>>>>
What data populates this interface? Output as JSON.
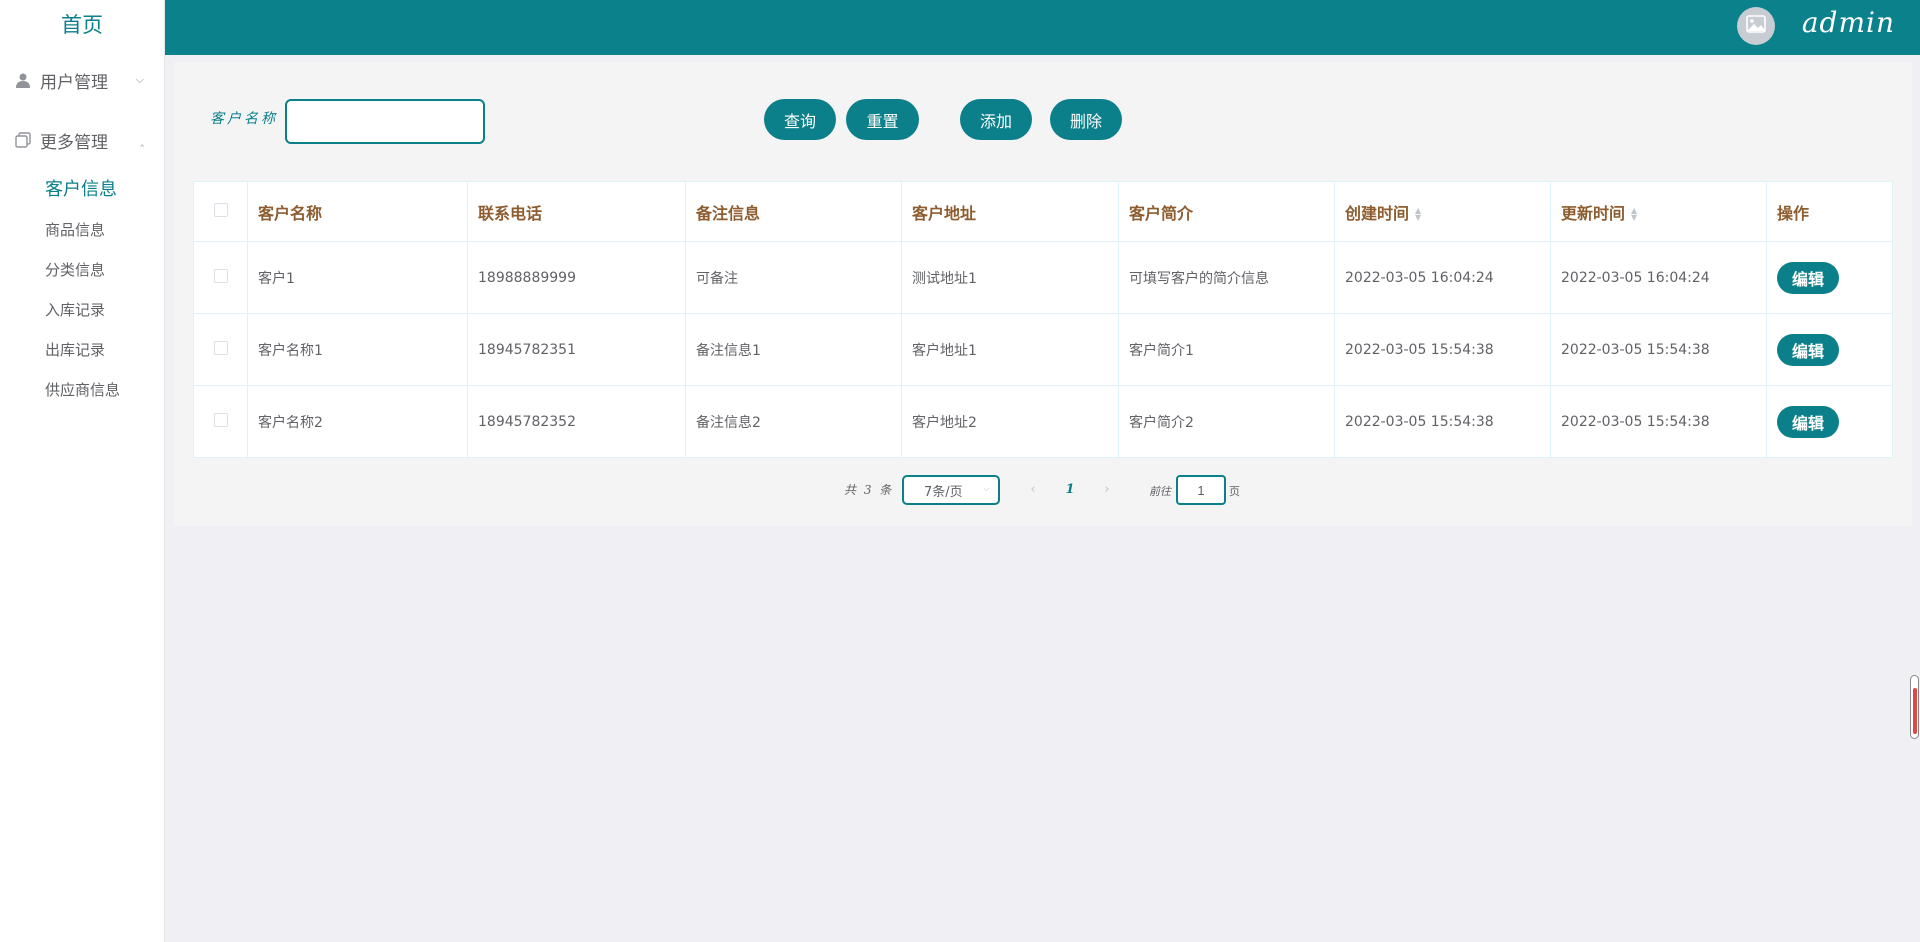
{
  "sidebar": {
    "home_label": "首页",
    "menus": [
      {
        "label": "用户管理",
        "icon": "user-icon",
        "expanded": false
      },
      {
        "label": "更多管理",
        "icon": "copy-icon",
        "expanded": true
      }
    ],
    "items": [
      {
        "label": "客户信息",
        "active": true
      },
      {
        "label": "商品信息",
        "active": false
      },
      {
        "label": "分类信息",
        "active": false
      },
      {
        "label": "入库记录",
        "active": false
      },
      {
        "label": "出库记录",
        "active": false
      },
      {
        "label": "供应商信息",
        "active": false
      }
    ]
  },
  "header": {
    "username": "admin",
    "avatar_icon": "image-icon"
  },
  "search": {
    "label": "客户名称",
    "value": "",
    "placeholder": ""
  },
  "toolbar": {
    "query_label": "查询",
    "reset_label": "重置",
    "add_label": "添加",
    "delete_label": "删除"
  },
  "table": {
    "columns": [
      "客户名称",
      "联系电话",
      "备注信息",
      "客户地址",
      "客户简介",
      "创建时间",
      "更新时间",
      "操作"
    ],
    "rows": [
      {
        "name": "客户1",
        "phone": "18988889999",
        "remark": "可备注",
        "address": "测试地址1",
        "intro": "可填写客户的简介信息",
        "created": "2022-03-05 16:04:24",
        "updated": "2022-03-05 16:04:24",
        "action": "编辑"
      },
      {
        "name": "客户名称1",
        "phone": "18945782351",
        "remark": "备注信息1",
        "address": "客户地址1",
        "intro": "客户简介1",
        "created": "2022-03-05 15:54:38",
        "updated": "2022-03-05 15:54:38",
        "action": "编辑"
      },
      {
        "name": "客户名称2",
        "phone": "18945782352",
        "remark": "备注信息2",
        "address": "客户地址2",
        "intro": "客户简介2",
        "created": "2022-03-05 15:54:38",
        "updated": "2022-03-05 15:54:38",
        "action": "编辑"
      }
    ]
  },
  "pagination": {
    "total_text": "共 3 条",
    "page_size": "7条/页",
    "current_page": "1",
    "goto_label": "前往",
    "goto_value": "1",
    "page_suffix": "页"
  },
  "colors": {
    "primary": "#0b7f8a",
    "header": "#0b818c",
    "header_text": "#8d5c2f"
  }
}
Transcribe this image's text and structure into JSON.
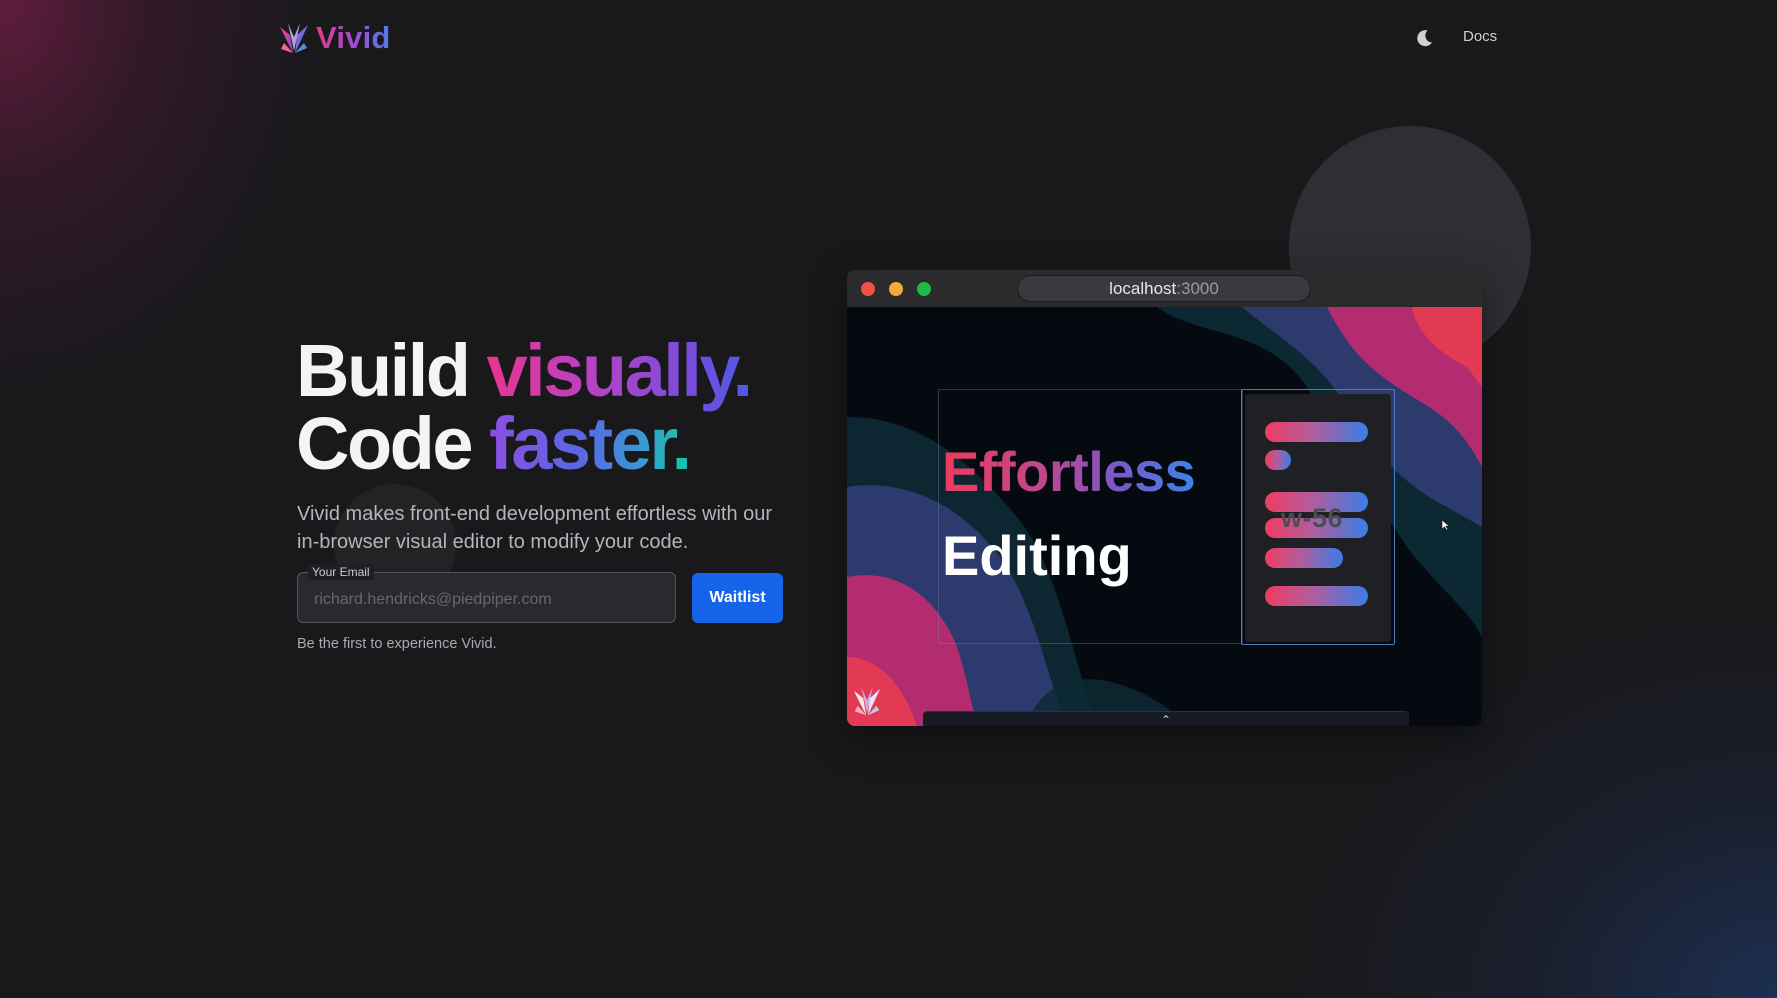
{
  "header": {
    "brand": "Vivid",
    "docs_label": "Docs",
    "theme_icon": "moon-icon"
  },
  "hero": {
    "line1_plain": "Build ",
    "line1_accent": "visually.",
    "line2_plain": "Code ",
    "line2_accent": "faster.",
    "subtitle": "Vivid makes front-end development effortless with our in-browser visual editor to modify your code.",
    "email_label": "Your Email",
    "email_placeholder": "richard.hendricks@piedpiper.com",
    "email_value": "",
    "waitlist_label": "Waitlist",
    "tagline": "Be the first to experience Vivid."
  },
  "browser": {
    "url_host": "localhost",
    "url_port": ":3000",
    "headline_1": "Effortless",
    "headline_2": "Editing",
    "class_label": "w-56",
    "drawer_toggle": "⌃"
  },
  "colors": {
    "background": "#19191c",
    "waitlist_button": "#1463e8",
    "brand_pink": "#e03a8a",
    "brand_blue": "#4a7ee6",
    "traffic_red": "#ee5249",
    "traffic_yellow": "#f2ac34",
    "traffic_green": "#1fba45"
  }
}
<<<<
In the listing, find each line with the string "Vivid" and copy it.

    "brand": "Vivid",
    "subtitle": "Vivid makes front-end development effortless with our in-browser visual editor to modify your code.",
    "tagline": "Be the first to experience Vivid."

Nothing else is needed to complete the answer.